▶ **Exercise goal**: Quote the records beneath, complete and exact. Leave out images.
BEGIN Materials provided
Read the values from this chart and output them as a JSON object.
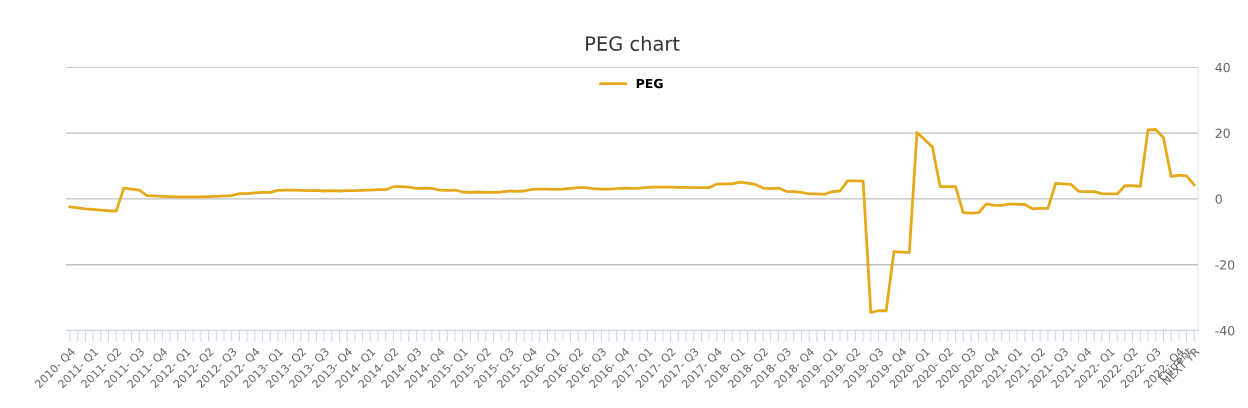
{
  "chart_data": {
    "type": "line",
    "title": "PEG chart",
    "categories": [
      "2010- Q4",
      null,
      null,
      "2011- Q1",
      null,
      null,
      "2011- Q2",
      null,
      null,
      "2011- Q3",
      null,
      null,
      "2011- Q4",
      null,
      null,
      "2012- Q1",
      null,
      null,
      "2012- Q2",
      null,
      null,
      "2012- Q3",
      null,
      null,
      "2012- Q4",
      null,
      null,
      "2013- Q1",
      null,
      null,
      "2013- Q2",
      null,
      null,
      "2013- Q3",
      null,
      null,
      "2013- Q4",
      null,
      null,
      "2014- Q1",
      null,
      null,
      "2014- Q2",
      null,
      null,
      "2014- Q3",
      null,
      null,
      "2014- Q4",
      null,
      null,
      "2015- Q1",
      null,
      null,
      "2015- Q2",
      null,
      null,
      "2015- Q3",
      null,
      null,
      "2015- Q4",
      null,
      null,
      "2016- Q1",
      null,
      null,
      "2016- Q2",
      null,
      null,
      "2016- Q3",
      null,
      null,
      "2016- Q4",
      null,
      null,
      "2017- Q1",
      null,
      null,
      "2017- Q2",
      null,
      null,
      "2017- Q3",
      null,
      null,
      "2017- Q4",
      null,
      null,
      "2018- Q1",
      null,
      null,
      "2018- Q2",
      null,
      null,
      "2018- Q3",
      null,
      null,
      "2018- Q4",
      null,
      null,
      "2019- Q1",
      null,
      null,
      "2019- Q2",
      null,
      null,
      "2019- Q3",
      null,
      null,
      "2019- Q4",
      null,
      null,
      "2020- Q1",
      null,
      null,
      "2020- Q2",
      null,
      null,
      "2020- Q3",
      null,
      null,
      "2020- Q4",
      null,
      null,
      "2021- Q1",
      null,
      null,
      "2021- Q2",
      null,
      null,
      "2021- Q3",
      null,
      null,
      "2021- Q4",
      null,
      null,
      "2022- Q1",
      null,
      null,
      "2022- Q2",
      null,
      null,
      "2022- Q3",
      null,
      null,
      "2022- Q4",
      "Current",
      "NEXT YR"
    ],
    "series": [
      {
        "name": "PEG",
        "color": "#e5a91a",
        "values": [
          -2.4,
          -2.7,
          -3.0,
          -3.2,
          -3.4,
          -3.6,
          -3.7,
          3.3,
          3.0,
          2.7,
          1.0,
          0.9,
          0.8,
          0.7,
          0.6,
          0.6,
          0.6,
          0.6,
          0.7,
          0.8,
          0.9,
          1.0,
          1.6,
          1.6,
          1.8,
          2.0,
          2.0,
          2.6,
          2.7,
          2.7,
          2.6,
          2.5,
          2.6,
          2.4,
          2.5,
          2.4,
          2.5,
          2.5,
          2.6,
          2.7,
          2.8,
          2.8,
          3.7,
          3.7,
          3.6,
          3.2,
          3.3,
          3.2,
          2.7,
          2.6,
          2.7,
          2.1,
          2.0,
          2.1,
          2.0,
          2.0,
          2.1,
          2.4,
          2.3,
          2.4,
          2.9,
          3.0,
          3.0,
          2.9,
          3.0,
          3.2,
          3.4,
          3.4,
          3.1,
          3.0,
          3.0,
          3.1,
          3.3,
          3.2,
          3.3,
          3.5,
          3.6,
          3.6,
          3.6,
          3.5,
          3.5,
          3.4,
          3.4,
          3.4,
          4.5,
          4.6,
          4.6,
          5.1,
          4.8,
          4.4,
          3.3,
          3.1,
          3.3,
          2.3,
          2.2,
          2.0,
          1.5,
          1.5,
          1.4,
          2.2,
          2.4,
          5.5,
          5.5,
          5.4,
          -34.5,
          -34,
          -34,
          -16,
          -16.2,
          -16.3,
          20.2,
          18.0,
          15.8,
          3.7,
          3.7,
          3.7,
          -4.2,
          -4.3,
          -4.2,
          -1.5,
          -2.0,
          -2.0,
          -1.6,
          -1.6,
          -1.7,
          -3.0,
          -2.9,
          -2.9,
          4.7,
          4.6,
          4.4,
          2.3,
          2.2,
          2.2,
          1.6,
          1.5,
          1.5,
          4.0,
          4.0,
          3.8,
          21.0,
          21.1,
          18.6,
          6.8,
          7.2,
          7.0,
          4.3
        ]
      }
    ],
    "ylim": [
      -40,
      40
    ],
    "yticks": [
      -40,
      -20,
      0,
      20,
      40
    ],
    "grid": "y",
    "legend": "top"
  }
}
END Materials provided
▶ **The response**:
Read the values from this chart and output them as a JSON object.
{
  "chart_data": {
    "type": "line",
    "title": "PEG chart",
    "categories": [
      "2010- Q4",
      null,
      null,
      "2011- Q1",
      null,
      null,
      "2011- Q2",
      null,
      null,
      "2011- Q3",
      null,
      null,
      "2011- Q4",
      null,
      null,
      "2012- Q1",
      null,
      null,
      "2012- Q2",
      null,
      null,
      "2012- Q3",
      null,
      null,
      "2012- Q4",
      null,
      null,
      "2013- Q1",
      null,
      null,
      "2013- Q2",
      null,
      null,
      "2013- Q3",
      null,
      null,
      "2013- Q4",
      null,
      null,
      "2014- Q1",
      null,
      null,
      "2014- Q2",
      null,
      null,
      "2014- Q3",
      null,
      null,
      "2014- Q4",
      null,
      null,
      "2015- Q1",
      null,
      null,
      "2015- Q2",
      null,
      null,
      "2015- Q3",
      null,
      null,
      "2015- Q4",
      null,
      null,
      "2016- Q1",
      null,
      null,
      "2016- Q2",
      null,
      null,
      "2016- Q3",
      null,
      null,
      "2016- Q4",
      null,
      null,
      "2017- Q1",
      null,
      null,
      "2017- Q2",
      null,
      null,
      "2017- Q3",
      null,
      null,
      "2017- Q4",
      null,
      null,
      "2018- Q1",
      null,
      null,
      "2018- Q2",
      null,
      null,
      "2018- Q3",
      null,
      null,
      "2018- Q4",
      null,
      null,
      "2019- Q1",
      null,
      null,
      "2019- Q2",
      null,
      null,
      "2019- Q3",
      null,
      null,
      "2019- Q4",
      null,
      null,
      "2020- Q1",
      null,
      null,
      "2020- Q2",
      null,
      null,
      "2020- Q3",
      null,
      null,
      "2020- Q4",
      null,
      null,
      "2021- Q1",
      null,
      null,
      "2021- Q2",
      null,
      null,
      "2021- Q3",
      null,
      null,
      "2021- Q4",
      null,
      null,
      "2022- Q1",
      null,
      null,
      "2022- Q2",
      null,
      null,
      "2022- Q3",
      null,
      null,
      "2022- Q4",
      "Current",
      "NEXT YR"
    ],
    "series": [
      {
        "name": "PEG",
        "color": "#e5a91a",
        "values": [
          -2.4,
          -2.7,
          -3.0,
          -3.2,
          -3.4,
          -3.6,
          -3.7,
          3.3,
          3.0,
          2.7,
          1.0,
          0.9,
          0.8,
          0.7,
          0.6,
          0.6,
          0.6,
          0.6,
          0.7,
          0.8,
          0.9,
          1.0,
          1.6,
          1.6,
          1.8,
          2.0,
          2.0,
          2.6,
          2.7,
          2.7,
          2.6,
          2.5,
          2.6,
          2.4,
          2.5,
          2.4,
          2.5,
          2.5,
          2.6,
          2.7,
          2.8,
          2.8,
          3.7,
          3.7,
          3.6,
          3.2,
          3.3,
          3.2,
          2.7,
          2.6,
          2.7,
          2.1,
          2.0,
          2.1,
          2.0,
          2.0,
          2.1,
          2.4,
          2.3,
          2.4,
          2.9,
          3.0,
          3.0,
          2.9,
          3.0,
          3.2,
          3.4,
          3.4,
          3.1,
          3.0,
          3.0,
          3.1,
          3.3,
          3.2,
          3.3,
          3.5,
          3.6,
          3.6,
          3.6,
          3.5,
          3.5,
          3.4,
          3.4,
          3.4,
          4.5,
          4.6,
          4.6,
          5.1,
          4.8,
          4.4,
          3.3,
          3.1,
          3.3,
          2.3,
          2.2,
          2.0,
          1.5,
          1.5,
          1.4,
          2.2,
          2.4,
          5.5,
          5.5,
          5.4,
          -34.5,
          -34,
          -34,
          -16,
          -16.2,
          -16.3,
          20.2,
          18.0,
          15.8,
          3.7,
          3.7,
          3.7,
          -4.2,
          -4.3,
          -4.2,
          -1.5,
          -2.0,
          -2.0,
          -1.6,
          -1.6,
          -1.7,
          -3.0,
          -2.9,
          -2.9,
          4.7,
          4.6,
          4.4,
          2.3,
          2.2,
          2.2,
          1.6,
          1.5,
          1.5,
          4.0,
          4.0,
          3.8,
          21.0,
          21.1,
          18.6,
          6.8,
          7.2,
          7.0,
          4.3
        ]
      }
    ],
    "ylim": [
      -40,
      40
    ],
    "yticks": [
      -40,
      -20,
      0,
      20,
      40
    ],
    "grid": "y",
    "legend": "top"
  }
}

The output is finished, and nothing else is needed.